*Aim*
Scan the lines below; pull out those with "INSEAM".

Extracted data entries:
++++

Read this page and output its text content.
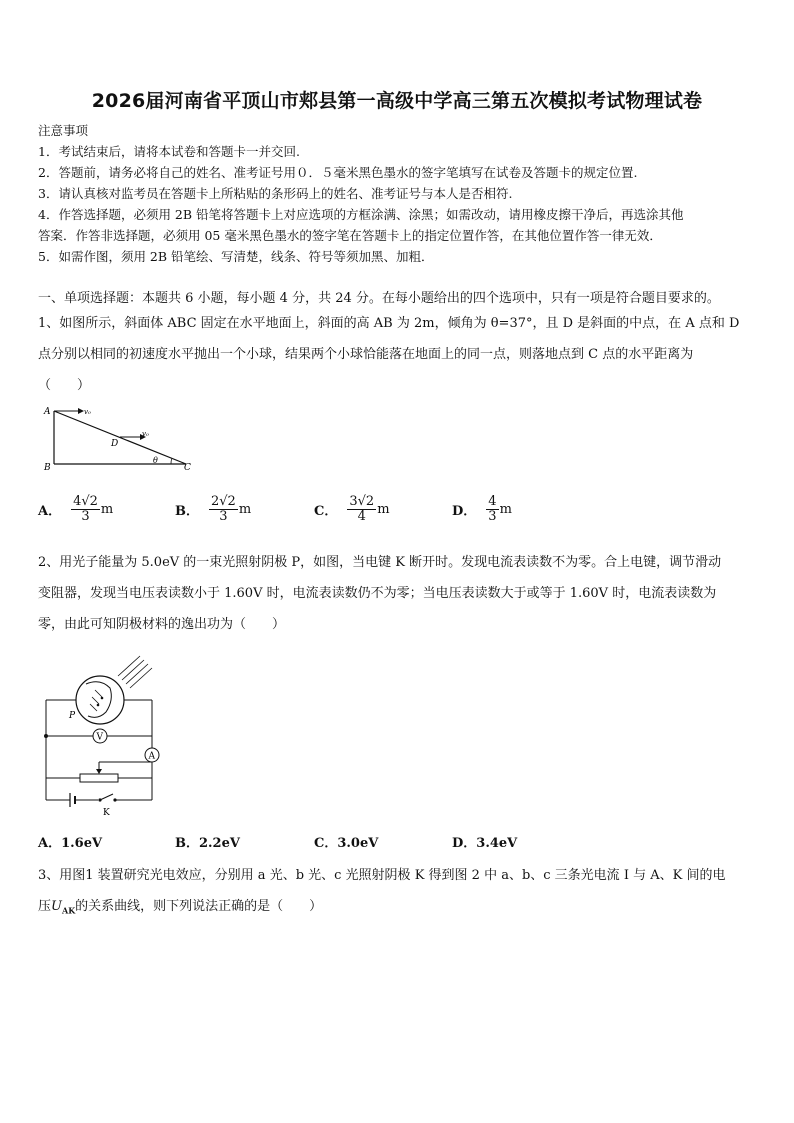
2026届河南省平顶山市郏县第一高级中学高三第五次模拟考试物理试卷
注意事项
1．考试结束后，请将本试卷和答题卡一并交回.
2．答题前，请务必将自己的姓名、准考证号用０．５毫米黑色墨水的签字笔填写在试卷及答题卡的规定位置.
3．请认真核对监考员在答题卡上所粘贴的条形码上的姓名、准考证号与本人是否相符.
4．作答选择题，必须用 2B 铅笔将答题卡上对应选项的方框涂满、涂黑；如需改动，请用橡皮擦干净后，再选涂其他
答案．作答非选择题，必须用 05 毫米黑色墨水的签字笔在答题卡上的指定位置作答，在其他位置作答一律无效．
5．如需作图，须用 2B 铅笔绘、写清楚，线条、符号等须加黑、加粗．
一、单项选择题：本题共 6 小题，每小题 4 分，共 24 分。在每小题给出的四个选项中，只有一项是符合题目要求的。
1、如图所示，斜面体 ABC 固定在水平地面上，斜面的高 AB 为 2m，倾角为 θ=37°，且 D 是斜面的中点，在 A 点和 D
点分别以相同的初速度水平抛出一个小球，结果两个小球恰能落在地面上的同一点，则落地点到 C 点的水平距离为
（　　）
A
B	C
D
θ
v₀
v₀
A． $\frac{4√2}{3}$ m	B． $\frac{2√2}{3}$ m	C． $\frac{3√2}{4}$ m	D． $\frac{4}{3}$ m
2、用光子能量为 5.0eV 的一束光照射阴极 P，如图，当电键 K 断开时。发现电流表读数不为零。合上电键，调节滑动
变阻器，发现当电压表读数小于 1.60V 时，电流表读数仍不为零；当电压表读数大于或等于 1.60V 时，电流表读数为
零，由此可知阴极材料的逸出功为（　　）
P
A
V
K
A．1.6eV	B．2.2eV	C．3.0eV	D．3.4eV
3、用图1 装置研究光电效应，分别用 a 光、b 光、c 光照射阴极 K 得到图 2 中 a、b、c 三条光电流 I 与 A、K 间的电
压$U_{AK}$的关系曲线，则下列说法正确的是（　　）
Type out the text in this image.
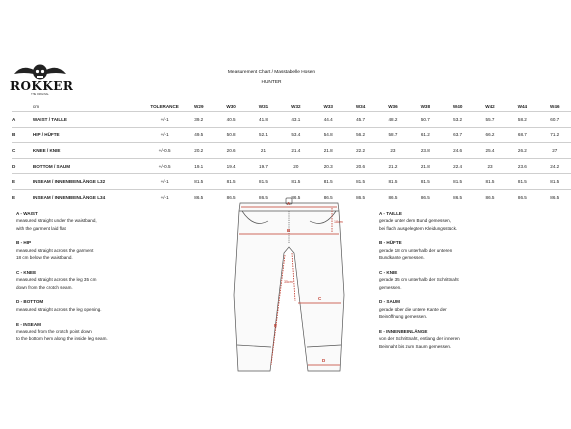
ROKKER
THE ORIGINAL
Measurement Chart / Masstabelle Hosen
HUNTER
	cm	TOLERANCE	W29	W30	W31	W32	W33	W34	W36	W38	W40	W42	W44	W46
A	WAIST / TAILLE	+/-1	39.2	40.5	41.8	43.1	44.4	45.7	48.2	50.7	53.2	55.7	58.2	60.7
B	HIP / HÜFTE	+/-1	49.5	50.8	52.1	53.4	54.8	56.2	58.7	61.2	63.7	66.2	68.7	71.2
C	KNEE / KNIE	+/-0.5	20.2	20.6	21	21.4	21.8	22.2	23	23.8	24.6	25.4	26.2	27
D	BOTTOM / SAUM	+/-0.5	19.1	19.4	19.7	20	20.3	20.6	21.2	21.8	22.4	23	23.6	24.2
E	INSEAM / INNENBEINLÄNGE L32	+/-1	81.5	81.5	81.5	81.5	81.5	81.5	81.5	81.5	81.5	81.5	81.5	81.5
E	INSEAM / INNENBEINLÄNGE L34	+/-1	86.5	86.5	86.5	86.5	86.5	86.5	86.5	86.5	86.5	86.5	86.5	86.5
A - WAIST
measured straight under the waistband,
with the garment laid flat
B - HIP
measured straight across the garment
18 cm below the waistband.
C - KNEE
measured straight across the leg 35 cm
down from the crotch seam.
D - BOTTOM
measured straight across the leg opening.
E - INSEAM
measured from the crotch point down
to the bottom hem along the inside leg seam.
A - TAILLE
gerade unter dem Bund gemessen,
bei flach ausgelegtem Kleidungsstück.
B - HÜFTE
gerade 18 cm unterhalb der unteren
Bundkante gemessen.
C - KNIE
gerade 35 cm unterhalb der Schrittnaht
gemessen.
D - SAUM
gerade über die untere Kante der
Beinöffnung gemessen.
E - INNENBEINLÄNGE
von der Schrittnaht, entlang der inneren
Beinnaht bis zum Saum gemessen.
A
B
18cm
C
35cm
D
E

++++

*Written solution*
E	INSEAM / INNENBEINLÄNGE L32	+/-1	81.5	81.5	81.5	81.5	81.5	81.5	81.5	81.5	81.5	81.5	81.5	81.5
E	INSEAM / INNENBEINLÄNGE L34	+/-1	86.5	86.5	86.5	86.5	86.5	86.5	86.5	86.5	86.5	86.5	86.5	86.5
E - INSEAM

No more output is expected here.